(Collected data entries)
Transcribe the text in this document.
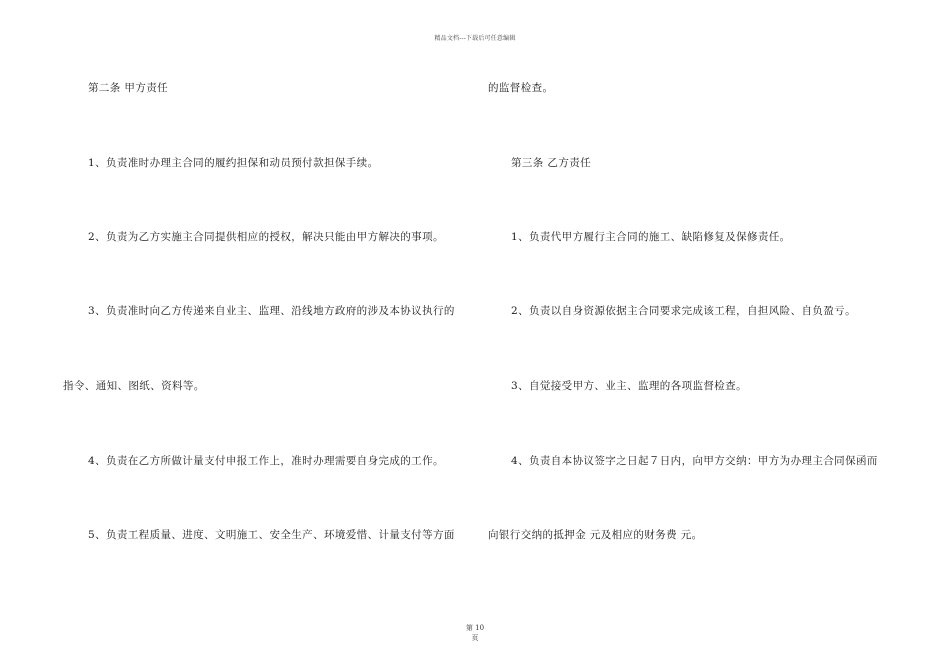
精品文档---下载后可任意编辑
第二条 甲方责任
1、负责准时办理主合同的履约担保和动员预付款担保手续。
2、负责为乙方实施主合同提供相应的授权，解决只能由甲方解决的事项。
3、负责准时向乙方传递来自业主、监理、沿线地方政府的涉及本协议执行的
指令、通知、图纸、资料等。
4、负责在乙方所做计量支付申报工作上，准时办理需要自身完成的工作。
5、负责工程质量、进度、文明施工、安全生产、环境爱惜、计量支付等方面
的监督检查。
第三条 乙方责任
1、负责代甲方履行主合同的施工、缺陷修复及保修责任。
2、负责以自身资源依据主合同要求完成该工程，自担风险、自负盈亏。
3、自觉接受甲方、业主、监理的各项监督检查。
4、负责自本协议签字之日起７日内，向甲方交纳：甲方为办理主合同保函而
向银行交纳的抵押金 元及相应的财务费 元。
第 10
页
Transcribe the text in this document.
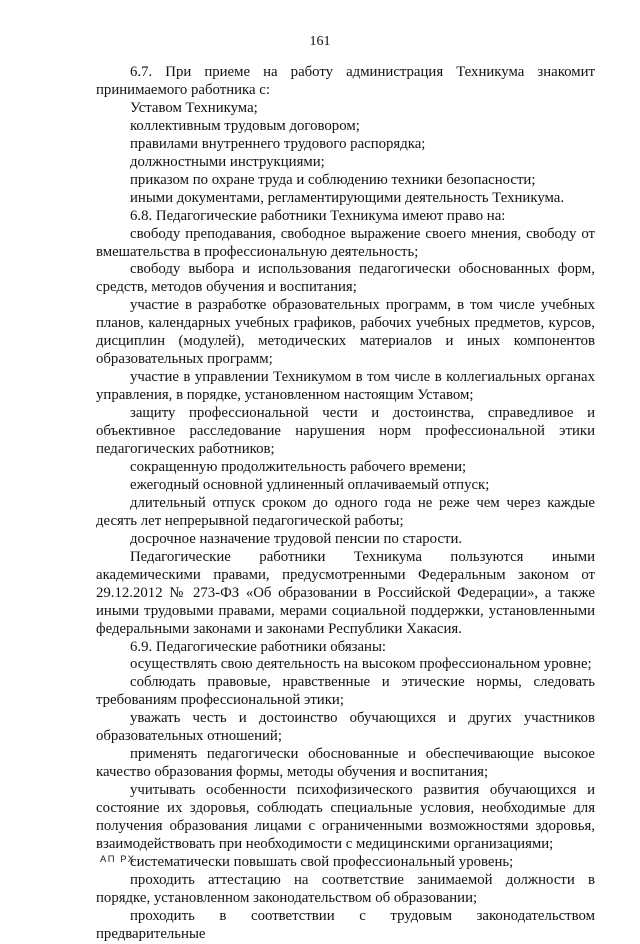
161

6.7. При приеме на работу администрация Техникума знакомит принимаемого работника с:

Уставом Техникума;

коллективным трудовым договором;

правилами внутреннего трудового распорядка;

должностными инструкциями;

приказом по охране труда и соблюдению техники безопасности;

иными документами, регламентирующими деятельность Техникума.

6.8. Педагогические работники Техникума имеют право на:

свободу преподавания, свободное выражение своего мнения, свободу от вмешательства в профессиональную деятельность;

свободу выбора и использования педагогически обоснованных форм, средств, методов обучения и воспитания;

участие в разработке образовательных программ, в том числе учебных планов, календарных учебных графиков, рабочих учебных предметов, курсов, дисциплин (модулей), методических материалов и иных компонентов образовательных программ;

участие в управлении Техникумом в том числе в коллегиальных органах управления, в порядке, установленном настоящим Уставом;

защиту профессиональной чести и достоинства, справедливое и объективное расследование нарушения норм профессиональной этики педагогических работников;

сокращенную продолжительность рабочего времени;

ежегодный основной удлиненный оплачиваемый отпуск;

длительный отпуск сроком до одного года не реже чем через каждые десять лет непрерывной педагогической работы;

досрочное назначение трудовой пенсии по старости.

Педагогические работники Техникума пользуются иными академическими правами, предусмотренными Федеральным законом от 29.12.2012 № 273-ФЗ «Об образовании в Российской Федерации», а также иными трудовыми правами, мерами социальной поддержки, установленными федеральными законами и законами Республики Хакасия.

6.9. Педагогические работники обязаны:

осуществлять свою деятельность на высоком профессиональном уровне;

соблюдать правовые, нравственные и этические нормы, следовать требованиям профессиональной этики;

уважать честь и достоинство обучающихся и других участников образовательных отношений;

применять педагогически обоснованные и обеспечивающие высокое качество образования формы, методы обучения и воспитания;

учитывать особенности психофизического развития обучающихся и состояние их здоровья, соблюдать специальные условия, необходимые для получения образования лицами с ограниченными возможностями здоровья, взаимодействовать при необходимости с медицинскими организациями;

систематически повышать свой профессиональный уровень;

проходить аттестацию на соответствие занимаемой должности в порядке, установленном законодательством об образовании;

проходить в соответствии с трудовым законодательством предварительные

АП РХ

→ Given instruction: The pictures should not appear in the copy; every other part of the records above must be returned exactly.

→ Exercise output:
Transcribe the text in this document.
精品文档---下载后可任意编辑
第二条 甲方责任
1、负责准时办理主合同的履约担保和动员预付款担保手续。
2、负责为乙方实施主合同提供相应的授权，解决只能由甲方解决的事项。
3、负责准时向乙方传递来自业主、监理、沿线地方政府的涉及本协议执行的
指令、通知、图纸、资料等。
4、负责在乙方所做计量支付申报工作上，准时办理需要自身完成的工作。
5、负责工程质量、进度、文明施工、安全生产、环境爱惜、计量支付等方面
的监督检查。
第三条 乙方责任
1、负责代甲方履行主合同的施工、缺陷修复及保修责任。
2、负责以自身资源依据主合同要求完成该工程，自担风险、自负盈亏。
3、自觉接受甲方、业主、监理的各项监督检查。
4、负责自本协议签字之日起７日内，向甲方交纳：甲方为办理主合同保函而
向银行交纳的抵押金 元及相应的财务费 元。
第 10
页
Transcribe the text in this document.
161

6.7. При приеме на работу администрация Техникума знакомит принимаемого работника с:

Уставом Техникума;

коллективным трудовым договором;

правилами внутреннего трудового распорядка;

должностными инструкциями;

приказом по охране труда и соблюдению техники безопасности;

иными документами, регламентирующими деятельность Техникума.

6.8. Педагогические работники Техникума имеют право на:

свободу преподавания, свободное выражение своего мнения, свободу от вмешательства в профессиональную деятельность;

свободу выбора и использования педагогически обоснованных форм, средств, методов обучения и воспитания;

участие в разработке образовательных программ, в том числе учебных планов, календарных учебных графиков, рабочих учебных предметов, курсов, дисциплин (модулей), методических материалов и иных компонентов образовательных программ;

участие в управлении Техникумом в том числе в коллегиальных органах управления, в порядке, установленном настоящим Уставом;

защиту профессиональной чести и достоинства, справедливое и объективное расследование нарушения норм профессиональной этики педагогических работников;

сокращенную продолжительность рабочего времени;

ежегодный основной удлиненный оплачиваемый отпуск;

длительный отпуск сроком до одного года не реже чем через каждые десять лет непрерывной педагогической работы;

досрочное назначение трудовой пенсии по старости.

Педагогические работники Техникума пользуются иными академическими правами, предусмотренными Федеральным законом от 29.12.2012 № 273-ФЗ «Об образовании в Российской Федерации», а также иными трудовыми правами, мерами социальной поддержки, установленными федеральными законами и законами Республики Хакасия.

6.9. Педагогические работники обязаны:

осуществлять свою деятельность на высоком профессиональном уровне;

соблюдать правовые, нравственные и этические нормы, следовать требованиям профессиональной этики;

уважать честь и достоинство обучающихся и других участников образовательных отношений;

применять педагогически обоснованные и обеспечивающие высокое качество образования формы, методы обучения и воспитания;

учитывать особенности психофизического развития обучающихся и состояние их здоровья, соблюдать специальные условия, необходимые для получения образования лицами с ограниченными возможностями здоровья, взаимодействовать при необходимости с медицинскими организациями;

систематически повышать свой профессиональный уровень;

проходить аттестацию на соответствие занимаемой должности в порядке, установленном законодательством об образовании;

проходить в соответствии с трудовым законодательством предварительные

АП РХ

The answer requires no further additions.